Required work:
Restate each of the lines below word for word and drop every picture.

Supplied records:
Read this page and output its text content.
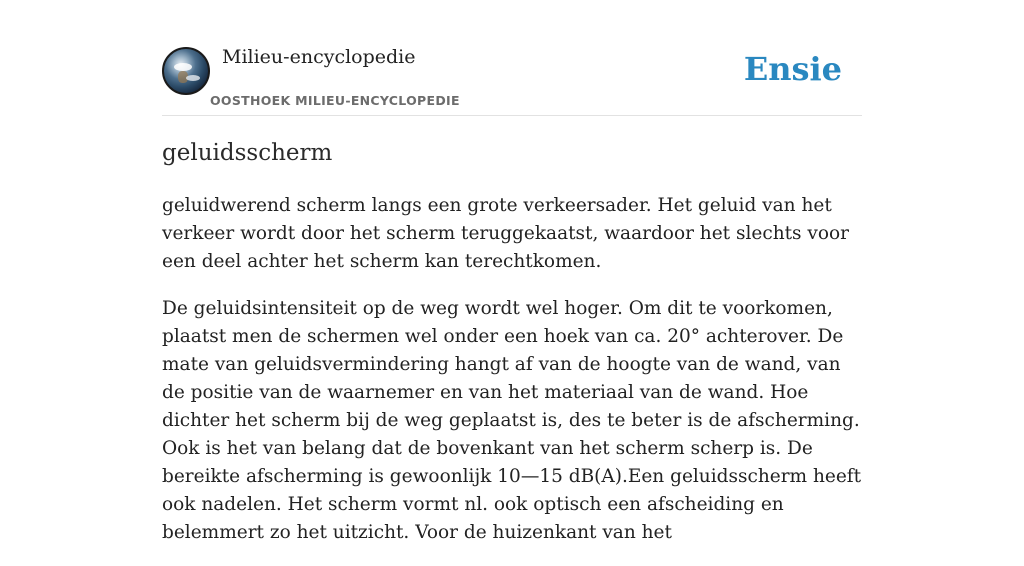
Milieu-encyclopedie
OOSTHOEK MILIEU-ENCYCLOPEDIE
Ensie
geluidsscherm

geluidwerend scherm langs een grote verkeersader. Het geluid van het verkeer wordt door het scherm teruggekaatst, waardoor het slechts voor een deel achter het scherm kan terechtkomen.

De geluidsintensiteit op de weg wordt wel hoger. Om dit te voorkomen, plaatst men de schermen wel onder een hoek van ca. 20° achterover. De mate van geluidsvermindering hangt af van de hoogte van de wand, van de positie van de waarnemer en van het materiaal van de wand. Hoe dichter het scherm bij de weg geplaatst is, des te beter is de afscherming. Ook is het van belang dat de bovenkant van het scherm scherp is. De bereikte afscherming is gewoonlijk 10—15 dB(A).Een geluidsscherm heeft ook nadelen. Het scherm vormt nl. ook optisch een afscheiding en belemmert zo het uitzicht. Voor de huizenkant van het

Written answer:
Read this page and output its text content.
Milieu-encyclopedie
OOSTHOEK MILIEU-ENCYCLOPEDIE
Ensie
geluidsscherm

geluidwerend scherm langs een grote verkeersader. Het geluid van het verkeer wordt door het scherm teruggekaatst, waardoor het slechts voor een deel achter het scherm kan terechtkomen.

De geluidsintensiteit op de weg wordt wel hoger. Om dit te voorkomen, plaatst men de schermen wel onder een hoek van ca. 20° achterover. De mate van geluidsvermindering hangt af van de hoogte van de wand, van de positie van de waarnemer en van het materiaal van de wand. Hoe dichter het scherm bij de weg geplaatst is, des te beter is de afscherming. Ook is het van belang dat de bovenkant van het scherm scherp is. De bereikte afscherming is gewoonlijk 10—15 dB(A).Een geluidsscherm heeft ook nadelen. Het scherm vormt nl. ook optisch een afscheiding en belemmert zo het uitzicht. Voor de huizenkant van het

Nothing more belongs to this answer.